[Dataset rows]
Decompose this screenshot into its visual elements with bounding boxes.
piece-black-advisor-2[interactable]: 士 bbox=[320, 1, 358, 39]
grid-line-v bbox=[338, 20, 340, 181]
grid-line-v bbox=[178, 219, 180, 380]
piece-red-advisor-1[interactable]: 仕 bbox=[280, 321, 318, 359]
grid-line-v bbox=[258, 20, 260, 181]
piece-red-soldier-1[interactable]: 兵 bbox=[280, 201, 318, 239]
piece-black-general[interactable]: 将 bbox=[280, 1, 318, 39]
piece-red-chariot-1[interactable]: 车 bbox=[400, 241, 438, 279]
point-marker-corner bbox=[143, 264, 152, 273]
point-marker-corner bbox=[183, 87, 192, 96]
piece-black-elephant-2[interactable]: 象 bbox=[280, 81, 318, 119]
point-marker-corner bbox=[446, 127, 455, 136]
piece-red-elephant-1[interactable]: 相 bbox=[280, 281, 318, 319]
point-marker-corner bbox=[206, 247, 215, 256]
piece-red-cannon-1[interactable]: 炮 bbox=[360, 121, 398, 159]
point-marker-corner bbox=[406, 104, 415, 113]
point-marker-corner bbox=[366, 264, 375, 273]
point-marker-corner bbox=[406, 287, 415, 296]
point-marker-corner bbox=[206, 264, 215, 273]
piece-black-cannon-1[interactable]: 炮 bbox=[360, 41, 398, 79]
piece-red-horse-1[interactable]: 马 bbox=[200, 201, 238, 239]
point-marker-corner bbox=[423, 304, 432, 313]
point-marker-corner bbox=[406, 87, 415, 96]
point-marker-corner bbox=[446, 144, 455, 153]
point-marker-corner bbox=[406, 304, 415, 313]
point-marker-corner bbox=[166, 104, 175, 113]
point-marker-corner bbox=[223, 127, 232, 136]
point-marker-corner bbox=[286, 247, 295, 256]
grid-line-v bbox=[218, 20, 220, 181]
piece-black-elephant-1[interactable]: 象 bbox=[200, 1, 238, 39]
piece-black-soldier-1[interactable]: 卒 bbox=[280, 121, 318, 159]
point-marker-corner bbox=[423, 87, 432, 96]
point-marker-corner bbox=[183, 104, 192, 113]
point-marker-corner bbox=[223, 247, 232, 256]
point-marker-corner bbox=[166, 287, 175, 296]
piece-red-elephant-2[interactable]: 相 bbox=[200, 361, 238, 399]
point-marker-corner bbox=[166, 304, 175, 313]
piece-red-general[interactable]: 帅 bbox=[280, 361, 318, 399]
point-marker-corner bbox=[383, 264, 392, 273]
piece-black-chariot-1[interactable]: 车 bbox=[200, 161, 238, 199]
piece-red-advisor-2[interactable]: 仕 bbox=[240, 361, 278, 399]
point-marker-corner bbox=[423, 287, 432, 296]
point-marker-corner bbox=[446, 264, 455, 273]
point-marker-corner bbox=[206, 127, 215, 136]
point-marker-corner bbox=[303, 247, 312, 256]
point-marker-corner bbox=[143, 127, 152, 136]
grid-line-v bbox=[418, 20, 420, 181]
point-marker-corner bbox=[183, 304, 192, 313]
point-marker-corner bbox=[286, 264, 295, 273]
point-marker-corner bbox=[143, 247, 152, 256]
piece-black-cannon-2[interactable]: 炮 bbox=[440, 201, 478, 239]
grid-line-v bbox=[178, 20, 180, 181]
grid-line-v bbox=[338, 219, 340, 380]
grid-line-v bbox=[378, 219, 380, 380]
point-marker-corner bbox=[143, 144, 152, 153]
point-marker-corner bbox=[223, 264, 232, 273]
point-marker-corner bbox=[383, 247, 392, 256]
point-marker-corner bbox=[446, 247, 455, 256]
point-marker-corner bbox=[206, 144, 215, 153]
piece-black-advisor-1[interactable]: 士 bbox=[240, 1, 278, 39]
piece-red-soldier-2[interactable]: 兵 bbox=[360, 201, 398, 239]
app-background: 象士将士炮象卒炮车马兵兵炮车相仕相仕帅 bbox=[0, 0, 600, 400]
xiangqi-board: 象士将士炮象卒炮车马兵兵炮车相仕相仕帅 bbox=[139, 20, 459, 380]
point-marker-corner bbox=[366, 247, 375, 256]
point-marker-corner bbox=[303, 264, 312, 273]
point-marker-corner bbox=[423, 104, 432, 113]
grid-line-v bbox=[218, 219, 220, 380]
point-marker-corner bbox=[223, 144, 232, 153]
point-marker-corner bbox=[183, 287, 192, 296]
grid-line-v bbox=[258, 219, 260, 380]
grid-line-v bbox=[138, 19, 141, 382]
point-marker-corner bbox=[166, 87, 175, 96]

Exercise: Lay out the entries from the very beginning through the line containing "grid-line-v bbox=[178, 219, 180, 380]", including both ends, as a Markdown table with the columns Row and Line, leaving out any blank lines.

Expected answer:
| Row | Line |
|---|---|
| 1 | Decompose this screenshot into its visual elements with bounding boxes. |
| 2 | piece-black-advisor-2[interactable]: 士 bbox=[320, 1, 358, 39] |
| 3 | grid-line-v bbox=[338, 20, 340, 181] |
| 4 | grid-line-v bbox=[178, 219, 180, 380] |